Statistical analysis was conducted using RStudio (version 3.6.1; R Core Team). Appropriate descriptive statistics (eg, percentage, frequency, and median) were performed on all patient variables. Bivariate analysis was conducted to determine if there were any statistically significant demographic disparities between survey completion groups within the intervention arm. For categorical variables, data were analyzed using chi-square tests or Fisher exact test when expected cell counts were less than 5. For continuous variables (ie, age, CHAI scaled, and days since transplant), normality was assessed using the Shapiro test. No continuous variable was normally distributed; thus, bivariate analysis was conducted via Kruskal-Wallis, a nonparametric test that compares medians.
Of the 449 participants enrolled in the TAKE IT trial, 224 (49.9%) participants were randomized to the intervention arm and analyzed for this investigation. Sociodemographic and clinical characteristics of this subsample are presented in Table S1 in. Overall, the median age of intervention participants was 53 years (range 21-76), 58.4% (129/221) were male, and 19.2% (43/224) were African American. The median time since transplantation for these KT recipients was less than a year (202 days, range 23-1,091).
◆ ◆ ◆
EXERCISE A: In the statistical analysis excerpt, which test was used to assess whether the continuous variables were normally distributed?
EXERCISE B: From the statistical analysis excerpt, copy word for word the passage that runs from "Of the 449 participants" up to and including "days, range 23-1,091).".

INPUT DATA:
◆ ◆ ◆
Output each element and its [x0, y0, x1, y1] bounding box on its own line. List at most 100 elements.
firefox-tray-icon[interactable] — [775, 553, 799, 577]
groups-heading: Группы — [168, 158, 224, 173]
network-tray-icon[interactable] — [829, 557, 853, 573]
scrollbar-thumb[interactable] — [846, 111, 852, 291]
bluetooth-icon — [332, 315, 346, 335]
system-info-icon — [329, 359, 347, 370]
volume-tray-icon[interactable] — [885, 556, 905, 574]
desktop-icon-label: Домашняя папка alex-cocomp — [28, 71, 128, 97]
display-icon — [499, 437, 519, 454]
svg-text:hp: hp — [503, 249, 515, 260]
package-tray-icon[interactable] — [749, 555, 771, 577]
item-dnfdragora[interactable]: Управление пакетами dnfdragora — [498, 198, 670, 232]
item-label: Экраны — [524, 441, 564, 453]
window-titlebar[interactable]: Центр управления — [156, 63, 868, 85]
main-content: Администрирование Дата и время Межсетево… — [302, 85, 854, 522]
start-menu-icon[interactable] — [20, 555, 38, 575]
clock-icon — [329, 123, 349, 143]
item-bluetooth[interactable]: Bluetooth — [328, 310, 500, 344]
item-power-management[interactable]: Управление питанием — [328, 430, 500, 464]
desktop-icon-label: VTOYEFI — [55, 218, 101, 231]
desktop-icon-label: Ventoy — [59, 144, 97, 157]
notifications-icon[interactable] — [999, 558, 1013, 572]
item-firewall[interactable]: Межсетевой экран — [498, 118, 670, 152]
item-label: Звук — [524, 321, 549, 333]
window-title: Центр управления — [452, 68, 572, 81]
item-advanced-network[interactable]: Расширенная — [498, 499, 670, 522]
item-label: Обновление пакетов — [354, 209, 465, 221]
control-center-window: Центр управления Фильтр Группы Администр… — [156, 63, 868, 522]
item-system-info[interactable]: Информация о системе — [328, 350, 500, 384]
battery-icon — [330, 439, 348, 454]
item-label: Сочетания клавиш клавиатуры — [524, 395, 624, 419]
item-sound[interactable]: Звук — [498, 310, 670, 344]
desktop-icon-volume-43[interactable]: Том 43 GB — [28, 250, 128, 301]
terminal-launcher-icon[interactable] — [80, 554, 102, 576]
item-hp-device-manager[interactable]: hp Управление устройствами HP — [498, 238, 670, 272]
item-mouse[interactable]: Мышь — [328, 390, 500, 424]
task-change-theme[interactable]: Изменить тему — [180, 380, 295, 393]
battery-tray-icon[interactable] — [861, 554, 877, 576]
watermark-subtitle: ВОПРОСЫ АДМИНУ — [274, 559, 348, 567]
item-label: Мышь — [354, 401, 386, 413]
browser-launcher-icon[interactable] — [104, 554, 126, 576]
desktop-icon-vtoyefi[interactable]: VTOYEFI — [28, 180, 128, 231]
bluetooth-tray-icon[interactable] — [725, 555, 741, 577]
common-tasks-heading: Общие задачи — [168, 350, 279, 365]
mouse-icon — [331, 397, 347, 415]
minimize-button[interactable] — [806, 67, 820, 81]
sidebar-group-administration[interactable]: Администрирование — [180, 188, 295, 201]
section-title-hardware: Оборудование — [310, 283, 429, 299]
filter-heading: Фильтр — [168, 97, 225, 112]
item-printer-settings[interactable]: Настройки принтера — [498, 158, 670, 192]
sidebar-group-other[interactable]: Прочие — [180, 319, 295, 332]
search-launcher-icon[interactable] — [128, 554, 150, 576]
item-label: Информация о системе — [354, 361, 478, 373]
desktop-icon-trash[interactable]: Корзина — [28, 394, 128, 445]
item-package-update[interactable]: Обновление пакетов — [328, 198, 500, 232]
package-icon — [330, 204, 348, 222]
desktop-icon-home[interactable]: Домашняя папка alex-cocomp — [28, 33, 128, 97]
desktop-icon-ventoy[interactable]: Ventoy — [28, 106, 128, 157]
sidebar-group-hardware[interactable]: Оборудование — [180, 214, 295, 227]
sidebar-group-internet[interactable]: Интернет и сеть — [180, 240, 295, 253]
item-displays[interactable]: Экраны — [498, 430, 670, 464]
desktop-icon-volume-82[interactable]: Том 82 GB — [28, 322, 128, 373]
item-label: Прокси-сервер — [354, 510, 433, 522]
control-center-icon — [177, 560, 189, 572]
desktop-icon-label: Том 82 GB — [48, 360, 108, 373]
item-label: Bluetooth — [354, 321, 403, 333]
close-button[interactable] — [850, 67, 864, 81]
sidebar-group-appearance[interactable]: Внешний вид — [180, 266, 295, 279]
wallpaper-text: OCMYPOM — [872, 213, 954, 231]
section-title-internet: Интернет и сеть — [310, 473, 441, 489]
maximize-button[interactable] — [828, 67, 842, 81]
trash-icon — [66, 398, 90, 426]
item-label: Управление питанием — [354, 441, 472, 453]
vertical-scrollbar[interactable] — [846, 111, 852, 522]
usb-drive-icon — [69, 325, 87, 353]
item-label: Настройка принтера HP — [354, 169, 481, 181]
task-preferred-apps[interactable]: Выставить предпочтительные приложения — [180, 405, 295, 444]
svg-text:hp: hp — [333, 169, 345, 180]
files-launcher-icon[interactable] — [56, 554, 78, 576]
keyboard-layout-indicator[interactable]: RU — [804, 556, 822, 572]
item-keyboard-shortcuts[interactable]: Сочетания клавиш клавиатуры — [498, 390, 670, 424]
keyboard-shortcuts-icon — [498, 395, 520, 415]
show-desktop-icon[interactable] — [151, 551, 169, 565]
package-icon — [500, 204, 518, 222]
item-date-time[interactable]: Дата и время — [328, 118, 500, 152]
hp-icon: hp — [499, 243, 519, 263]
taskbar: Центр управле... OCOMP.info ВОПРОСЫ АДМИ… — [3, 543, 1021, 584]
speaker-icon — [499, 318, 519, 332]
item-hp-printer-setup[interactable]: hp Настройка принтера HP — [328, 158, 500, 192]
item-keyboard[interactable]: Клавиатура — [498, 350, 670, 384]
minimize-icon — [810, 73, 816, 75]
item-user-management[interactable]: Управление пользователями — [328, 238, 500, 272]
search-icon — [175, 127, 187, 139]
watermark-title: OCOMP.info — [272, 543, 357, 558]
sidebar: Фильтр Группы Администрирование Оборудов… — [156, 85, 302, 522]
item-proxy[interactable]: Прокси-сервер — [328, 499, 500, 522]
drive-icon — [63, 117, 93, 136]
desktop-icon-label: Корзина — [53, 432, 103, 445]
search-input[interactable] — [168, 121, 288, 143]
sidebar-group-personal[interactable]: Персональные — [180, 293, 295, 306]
◆ ◆ ◆
TASK SOLUTION A: The Shapiro test.

TASK SOLUTION B:
Of the 449 participants enrolled in the TAKE IT trial, 224 (49.9%) participants were randomized to the intervention arm and analyzed for this investigation. Sociodemographic and clinical characteristics of this subsample are presented in Table S1 in. Overall, the median age of intervention participants was 53 years (range 21-76), 58.4% (129/221) were male, and 19.2% (43/224) were African American. The median time since transplantation for these KT recipients was less than a year (202 days, range 23-1,091).